### Do this
Copy out all lines with the word "well" in them.

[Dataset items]
• • • • • • •

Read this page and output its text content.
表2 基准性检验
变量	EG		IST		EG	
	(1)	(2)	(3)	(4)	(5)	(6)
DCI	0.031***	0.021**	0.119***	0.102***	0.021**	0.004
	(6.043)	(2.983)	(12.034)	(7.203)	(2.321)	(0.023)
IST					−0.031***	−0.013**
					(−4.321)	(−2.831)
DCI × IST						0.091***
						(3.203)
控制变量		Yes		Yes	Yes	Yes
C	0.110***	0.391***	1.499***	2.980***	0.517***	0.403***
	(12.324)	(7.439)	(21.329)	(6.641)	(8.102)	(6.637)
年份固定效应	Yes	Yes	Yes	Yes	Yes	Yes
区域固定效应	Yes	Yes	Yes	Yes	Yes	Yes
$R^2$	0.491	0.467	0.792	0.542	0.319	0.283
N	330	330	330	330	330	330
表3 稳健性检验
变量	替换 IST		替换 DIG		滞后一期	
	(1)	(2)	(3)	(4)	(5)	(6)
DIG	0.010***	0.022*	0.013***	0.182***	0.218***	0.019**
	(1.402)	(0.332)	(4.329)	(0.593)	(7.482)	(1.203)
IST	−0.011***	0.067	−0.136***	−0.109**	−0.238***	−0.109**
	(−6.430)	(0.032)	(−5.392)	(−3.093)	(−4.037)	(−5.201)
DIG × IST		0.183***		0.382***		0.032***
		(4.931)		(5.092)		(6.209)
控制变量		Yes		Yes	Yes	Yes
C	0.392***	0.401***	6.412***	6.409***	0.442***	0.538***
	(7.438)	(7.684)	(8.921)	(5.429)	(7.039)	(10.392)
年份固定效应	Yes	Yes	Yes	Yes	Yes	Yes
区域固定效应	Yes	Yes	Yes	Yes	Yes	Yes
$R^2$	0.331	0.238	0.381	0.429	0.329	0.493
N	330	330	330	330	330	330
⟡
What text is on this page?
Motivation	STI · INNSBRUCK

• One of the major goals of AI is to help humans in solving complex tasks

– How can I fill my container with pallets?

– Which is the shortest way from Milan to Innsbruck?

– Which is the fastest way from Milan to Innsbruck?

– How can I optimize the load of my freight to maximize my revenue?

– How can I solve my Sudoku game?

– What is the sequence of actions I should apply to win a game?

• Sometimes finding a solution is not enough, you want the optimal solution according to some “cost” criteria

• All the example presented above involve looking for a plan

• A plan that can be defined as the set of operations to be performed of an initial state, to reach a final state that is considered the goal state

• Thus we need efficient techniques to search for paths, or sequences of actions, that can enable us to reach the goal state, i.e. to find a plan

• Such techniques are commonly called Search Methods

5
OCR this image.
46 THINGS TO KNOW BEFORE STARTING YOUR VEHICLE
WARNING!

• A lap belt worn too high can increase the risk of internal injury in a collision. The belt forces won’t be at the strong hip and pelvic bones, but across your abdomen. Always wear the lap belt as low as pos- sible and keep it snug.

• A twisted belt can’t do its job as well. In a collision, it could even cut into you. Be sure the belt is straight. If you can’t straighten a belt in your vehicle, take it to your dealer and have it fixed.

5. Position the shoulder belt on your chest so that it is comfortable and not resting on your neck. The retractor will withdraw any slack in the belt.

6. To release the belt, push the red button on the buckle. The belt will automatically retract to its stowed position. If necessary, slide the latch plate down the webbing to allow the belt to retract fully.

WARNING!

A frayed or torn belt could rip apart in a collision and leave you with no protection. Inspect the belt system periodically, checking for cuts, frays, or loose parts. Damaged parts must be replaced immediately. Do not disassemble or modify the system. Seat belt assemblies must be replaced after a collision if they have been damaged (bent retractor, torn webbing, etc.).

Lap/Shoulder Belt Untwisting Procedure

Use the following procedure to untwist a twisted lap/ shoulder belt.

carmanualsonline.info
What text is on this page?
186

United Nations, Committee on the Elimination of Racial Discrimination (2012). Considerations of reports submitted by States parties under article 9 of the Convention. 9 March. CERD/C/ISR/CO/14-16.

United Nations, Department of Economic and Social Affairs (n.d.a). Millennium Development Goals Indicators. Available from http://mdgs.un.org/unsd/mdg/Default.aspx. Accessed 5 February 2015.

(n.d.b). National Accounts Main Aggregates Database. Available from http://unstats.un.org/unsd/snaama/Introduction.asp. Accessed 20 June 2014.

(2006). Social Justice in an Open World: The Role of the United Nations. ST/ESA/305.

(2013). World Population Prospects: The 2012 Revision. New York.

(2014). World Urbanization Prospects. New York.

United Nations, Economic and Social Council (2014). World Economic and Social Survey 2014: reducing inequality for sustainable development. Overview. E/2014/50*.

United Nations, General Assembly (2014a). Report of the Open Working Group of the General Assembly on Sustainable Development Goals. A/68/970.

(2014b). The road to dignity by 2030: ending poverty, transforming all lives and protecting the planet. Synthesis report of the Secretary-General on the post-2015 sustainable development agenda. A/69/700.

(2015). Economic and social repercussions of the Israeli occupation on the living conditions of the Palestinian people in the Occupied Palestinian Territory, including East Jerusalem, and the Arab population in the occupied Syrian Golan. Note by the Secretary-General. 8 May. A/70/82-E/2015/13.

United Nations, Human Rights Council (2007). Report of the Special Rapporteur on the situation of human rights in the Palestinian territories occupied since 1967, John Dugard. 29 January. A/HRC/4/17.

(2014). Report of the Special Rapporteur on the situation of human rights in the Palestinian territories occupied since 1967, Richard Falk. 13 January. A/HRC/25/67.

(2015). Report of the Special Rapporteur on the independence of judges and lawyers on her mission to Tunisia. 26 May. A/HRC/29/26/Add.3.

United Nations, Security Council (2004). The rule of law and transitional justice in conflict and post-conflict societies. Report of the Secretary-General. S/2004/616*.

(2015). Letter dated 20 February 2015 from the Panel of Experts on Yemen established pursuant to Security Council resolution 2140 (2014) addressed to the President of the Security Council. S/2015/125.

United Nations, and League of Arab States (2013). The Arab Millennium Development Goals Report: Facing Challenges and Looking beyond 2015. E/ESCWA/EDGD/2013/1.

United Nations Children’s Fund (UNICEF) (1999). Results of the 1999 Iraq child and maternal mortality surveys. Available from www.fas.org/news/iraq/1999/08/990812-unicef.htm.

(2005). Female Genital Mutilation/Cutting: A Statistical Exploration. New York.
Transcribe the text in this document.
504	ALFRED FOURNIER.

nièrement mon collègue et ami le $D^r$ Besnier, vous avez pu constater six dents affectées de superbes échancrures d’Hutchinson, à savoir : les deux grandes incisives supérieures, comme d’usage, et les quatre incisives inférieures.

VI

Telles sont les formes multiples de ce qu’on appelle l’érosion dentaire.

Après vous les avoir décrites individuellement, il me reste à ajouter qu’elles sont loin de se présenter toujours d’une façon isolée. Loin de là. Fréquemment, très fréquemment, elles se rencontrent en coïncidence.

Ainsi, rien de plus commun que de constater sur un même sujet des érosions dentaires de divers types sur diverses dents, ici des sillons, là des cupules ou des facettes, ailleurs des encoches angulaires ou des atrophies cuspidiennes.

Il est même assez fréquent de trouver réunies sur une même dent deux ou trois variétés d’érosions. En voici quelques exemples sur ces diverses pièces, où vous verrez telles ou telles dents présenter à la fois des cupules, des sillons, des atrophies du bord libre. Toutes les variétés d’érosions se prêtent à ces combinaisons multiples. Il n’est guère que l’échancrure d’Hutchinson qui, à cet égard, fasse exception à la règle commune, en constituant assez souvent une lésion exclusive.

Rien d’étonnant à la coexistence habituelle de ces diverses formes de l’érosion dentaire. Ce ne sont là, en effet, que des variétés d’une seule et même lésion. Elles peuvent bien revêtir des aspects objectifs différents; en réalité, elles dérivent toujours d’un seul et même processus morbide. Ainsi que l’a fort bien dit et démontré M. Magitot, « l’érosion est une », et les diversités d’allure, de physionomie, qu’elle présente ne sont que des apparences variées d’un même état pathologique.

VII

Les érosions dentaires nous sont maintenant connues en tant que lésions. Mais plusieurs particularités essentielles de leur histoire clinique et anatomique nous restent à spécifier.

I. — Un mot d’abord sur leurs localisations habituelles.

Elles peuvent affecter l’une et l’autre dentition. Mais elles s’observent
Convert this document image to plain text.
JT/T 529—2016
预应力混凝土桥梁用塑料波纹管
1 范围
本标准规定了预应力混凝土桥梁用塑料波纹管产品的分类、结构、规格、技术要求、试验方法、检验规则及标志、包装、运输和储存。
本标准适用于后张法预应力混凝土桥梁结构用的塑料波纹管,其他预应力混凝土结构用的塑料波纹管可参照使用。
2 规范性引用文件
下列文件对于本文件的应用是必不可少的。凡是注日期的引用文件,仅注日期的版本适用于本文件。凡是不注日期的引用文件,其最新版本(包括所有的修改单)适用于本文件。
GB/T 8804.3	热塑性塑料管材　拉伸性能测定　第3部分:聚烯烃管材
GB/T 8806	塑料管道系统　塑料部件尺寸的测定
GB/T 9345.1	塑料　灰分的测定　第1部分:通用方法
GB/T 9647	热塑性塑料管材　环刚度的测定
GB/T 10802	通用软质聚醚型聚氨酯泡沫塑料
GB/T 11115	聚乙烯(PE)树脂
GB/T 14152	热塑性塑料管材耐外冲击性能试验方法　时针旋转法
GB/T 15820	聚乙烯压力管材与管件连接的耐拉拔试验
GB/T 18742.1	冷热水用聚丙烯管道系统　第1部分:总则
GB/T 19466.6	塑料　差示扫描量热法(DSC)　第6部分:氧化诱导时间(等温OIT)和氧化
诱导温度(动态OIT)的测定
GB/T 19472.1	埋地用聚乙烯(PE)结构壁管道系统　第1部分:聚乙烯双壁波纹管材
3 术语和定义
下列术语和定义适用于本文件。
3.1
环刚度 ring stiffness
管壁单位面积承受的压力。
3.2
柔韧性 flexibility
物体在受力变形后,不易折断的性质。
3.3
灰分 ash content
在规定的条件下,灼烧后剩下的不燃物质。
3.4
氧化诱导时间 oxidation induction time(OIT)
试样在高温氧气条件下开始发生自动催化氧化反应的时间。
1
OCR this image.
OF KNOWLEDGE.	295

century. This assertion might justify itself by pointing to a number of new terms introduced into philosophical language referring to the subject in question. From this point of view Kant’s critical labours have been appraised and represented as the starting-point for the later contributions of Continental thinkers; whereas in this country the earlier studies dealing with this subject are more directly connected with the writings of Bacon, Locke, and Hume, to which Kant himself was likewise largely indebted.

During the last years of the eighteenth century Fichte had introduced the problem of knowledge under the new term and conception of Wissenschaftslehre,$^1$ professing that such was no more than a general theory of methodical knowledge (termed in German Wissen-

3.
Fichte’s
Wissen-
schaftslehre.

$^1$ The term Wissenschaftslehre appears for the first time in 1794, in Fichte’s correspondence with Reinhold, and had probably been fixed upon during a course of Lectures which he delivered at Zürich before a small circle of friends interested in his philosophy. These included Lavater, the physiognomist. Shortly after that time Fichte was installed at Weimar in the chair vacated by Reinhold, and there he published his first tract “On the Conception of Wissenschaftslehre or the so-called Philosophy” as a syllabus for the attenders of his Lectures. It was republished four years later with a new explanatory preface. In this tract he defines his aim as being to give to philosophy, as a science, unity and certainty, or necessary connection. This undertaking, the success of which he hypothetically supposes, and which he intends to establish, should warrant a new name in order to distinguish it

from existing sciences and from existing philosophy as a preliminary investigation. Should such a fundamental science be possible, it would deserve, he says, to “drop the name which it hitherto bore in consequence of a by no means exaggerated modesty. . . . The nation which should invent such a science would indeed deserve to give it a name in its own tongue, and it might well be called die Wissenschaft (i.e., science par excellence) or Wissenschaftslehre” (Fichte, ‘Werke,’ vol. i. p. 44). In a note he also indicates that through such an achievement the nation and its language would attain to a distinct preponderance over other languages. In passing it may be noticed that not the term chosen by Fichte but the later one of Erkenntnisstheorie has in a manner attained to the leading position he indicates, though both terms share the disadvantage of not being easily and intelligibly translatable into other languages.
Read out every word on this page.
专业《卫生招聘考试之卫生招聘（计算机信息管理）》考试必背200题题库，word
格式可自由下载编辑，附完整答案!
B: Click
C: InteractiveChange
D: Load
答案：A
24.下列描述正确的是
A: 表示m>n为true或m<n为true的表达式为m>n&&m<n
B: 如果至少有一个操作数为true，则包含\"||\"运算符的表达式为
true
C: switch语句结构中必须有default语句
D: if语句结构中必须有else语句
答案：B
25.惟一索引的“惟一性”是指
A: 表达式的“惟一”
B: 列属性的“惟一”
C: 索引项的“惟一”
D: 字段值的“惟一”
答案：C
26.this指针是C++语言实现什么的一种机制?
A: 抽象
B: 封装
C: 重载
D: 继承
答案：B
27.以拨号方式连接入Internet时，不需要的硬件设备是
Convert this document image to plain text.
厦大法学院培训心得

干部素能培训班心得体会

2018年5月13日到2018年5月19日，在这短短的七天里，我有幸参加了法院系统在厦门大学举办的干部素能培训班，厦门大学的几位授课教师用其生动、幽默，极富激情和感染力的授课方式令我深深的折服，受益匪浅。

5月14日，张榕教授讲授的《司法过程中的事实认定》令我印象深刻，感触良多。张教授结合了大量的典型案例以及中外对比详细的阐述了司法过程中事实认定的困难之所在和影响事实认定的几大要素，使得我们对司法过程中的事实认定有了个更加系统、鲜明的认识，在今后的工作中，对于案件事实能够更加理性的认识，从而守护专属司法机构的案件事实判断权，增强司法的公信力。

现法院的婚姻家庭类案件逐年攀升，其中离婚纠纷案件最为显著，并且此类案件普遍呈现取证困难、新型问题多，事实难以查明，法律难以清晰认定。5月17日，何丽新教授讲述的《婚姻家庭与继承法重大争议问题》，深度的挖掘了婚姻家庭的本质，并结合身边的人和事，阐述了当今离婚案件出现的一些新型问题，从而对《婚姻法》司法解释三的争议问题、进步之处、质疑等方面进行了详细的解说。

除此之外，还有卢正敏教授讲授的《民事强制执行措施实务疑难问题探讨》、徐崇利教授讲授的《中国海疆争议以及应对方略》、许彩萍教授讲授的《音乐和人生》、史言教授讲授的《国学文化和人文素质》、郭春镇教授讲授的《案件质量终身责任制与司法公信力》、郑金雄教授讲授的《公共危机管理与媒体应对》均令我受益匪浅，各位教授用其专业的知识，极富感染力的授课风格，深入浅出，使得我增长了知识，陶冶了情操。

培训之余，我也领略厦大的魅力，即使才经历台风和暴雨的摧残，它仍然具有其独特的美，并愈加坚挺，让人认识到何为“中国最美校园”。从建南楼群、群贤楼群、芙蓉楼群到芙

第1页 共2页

• • • • • • •

### Exercise result
• A twisted belt can’t do its job as well. In a collision, it could even cut into you. Be sure the belt is straight. If you can’t straighten a belt in your vehicle, take it to your dealer and have it fixed.
from existing sciences and from existing philosophy as a preliminary investigation. Should such a fundamental science be possible, it would deserve, he says, to “drop the name which it hitherto bore in consequence of a by no means exaggerated modesty. . . . The nation which should invent such a science would indeed deserve to give it a name in its own tongue, and it might well be called die Wissenschaft (i.e., science par excellence) or Wissenschaftslehre” (Fichte, ‘Werke,’ vol. i. p. 44). In a note he also indicates that through such an achievement the nation and its language would attain to a distinct preponderance over other languages. In passing it may be noticed that not the term chosen by Fichte but the later one of Erkenntnisstheorie has in a manner attained to the leading position he indicates, though both terms share the disadvantage of not being easily and intelligibly translatable into other languages.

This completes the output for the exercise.